#### Raw data ####

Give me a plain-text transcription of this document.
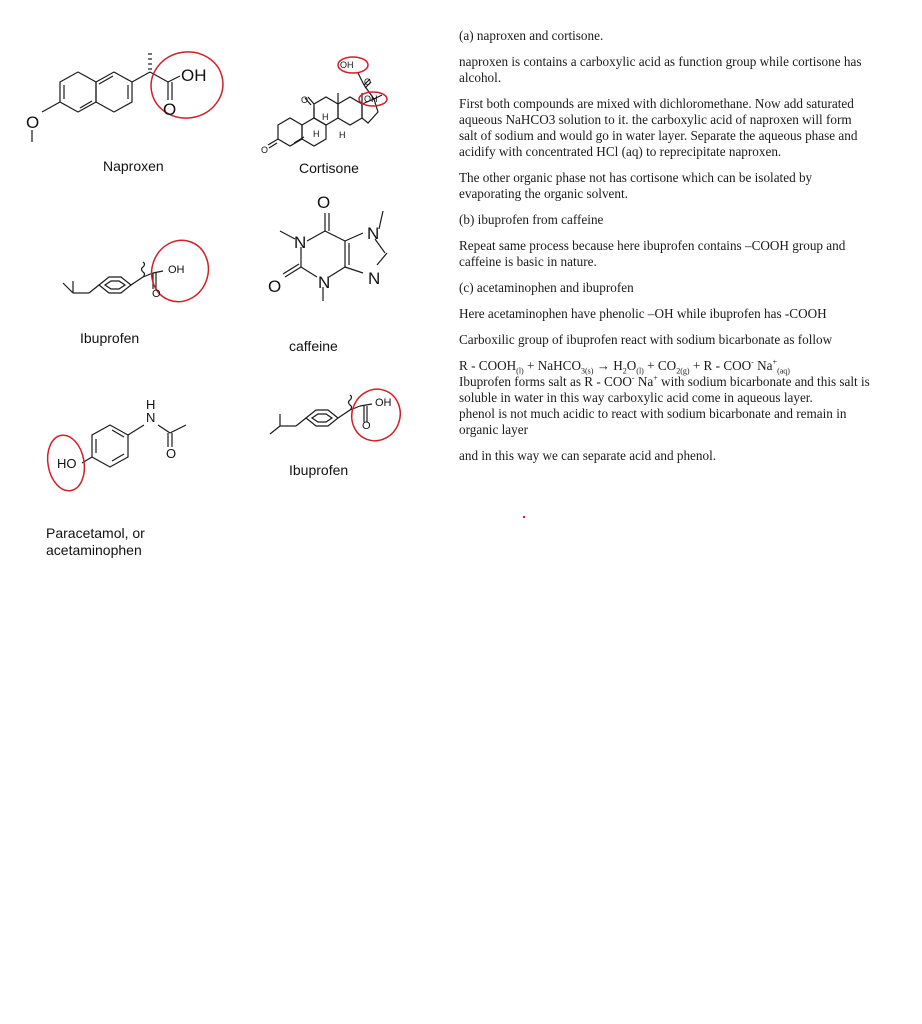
OH
O
O
Naproxen
OH
OH
O
O
O
H
H H
Cortisone
OH
O
Ibuprofen
N
N
N
N
O
O
caffeine
HO
H
N
O
Paracetamol, or
acetaminophen
OH
O
Ibuprofen

(a) naproxen and cortisone.

naproxen is contains a carboxylic acid as function group while cortisone has alcohol.

First both compounds are mixed with dichloromethane. Now add saturated aqueous NaHCO3 solution to it. the carboxylic acid of naproxen will form salt of sodium and would go in water layer. Separate the aqueous phase and acidify with concentrated HCl (aq) to reprecipitate naproxen.

The other organic phase not has cortisone which can be isolated by evaporating the organic solvent.

(b) ibuprofen from caffeine

Repeat same process because here ibuprofen contains –COOH group and caffeine is basic in nature.

(c) acetaminophen and ibuprofen

Here acetaminophen have phenolic –OH while ibuprofen has -COOH

Carboxilic group of ibuprofen react with sodium bicarbonate as follow

R - $COOH_{(l)}$ + NaHCO$_{3(s)}$ → $H_2O_{(l)} + CO_{2(g)} + R - COO^-$ $Na^+_{(aq)}$

Ibuprofen forms salt as R - COO- Na+ with sodium bicarbonate and this salt is soluble in water in this way carboxylic acid come in aqueous layer.

phenol is not much acidic to react with sodium bicarbonate and remain in organic layer

and in this way we can separate acid and phenol.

####

▸ Objective:
Except for the pictures, print the data above exactly.

▸ Final result:
Give me a plain-text transcription of this document.
OH
O
O
Naproxen
OH
OH
O
O
O
H
H H
Cortisone
OH
O
Ibuprofen
N
N
N
N
O
O
caffeine
HO
H
N
O
Paracetamol, or
acetaminophen
OH
O
Ibuprofen

(a) naproxen and cortisone.

naproxen is contains a carboxylic acid as function group while cortisone has alcohol.

First both compounds are mixed with dichloromethane. Now add saturated aqueous NaHCO3 solution to it. the carboxylic acid of naproxen will form salt of sodium and would go in water layer. Separate the aqueous phase and acidify with concentrated HCl (aq) to reprecipitate naproxen.

The other organic phase not has cortisone which can be isolated by evaporating the organic solvent.

(b) ibuprofen from caffeine

Repeat same process because here ibuprofen contains –COOH group and caffeine is basic in nature.

(c) acetaminophen and ibuprofen

Here acetaminophen have phenolic –OH while ibuprofen has -COOH

Carboxilic group of ibuprofen react with sodium bicarbonate as follow

R - $COOH_{(l)}$ + NaHCO$_{3(s)}$ → $H_2O_{(l)} + CO_{2(g)} + R - COO^-$ $Na^+_{(aq)}$

Ibuprofen forms salt as R - COO- Na+ with sodium bicarbonate and this salt is soluble in water in this way carboxylic acid come in aqueous layer.

phenol is not much acidic to react with sodium bicarbonate and remain in organic layer

and in this way we can separate acid and phenol.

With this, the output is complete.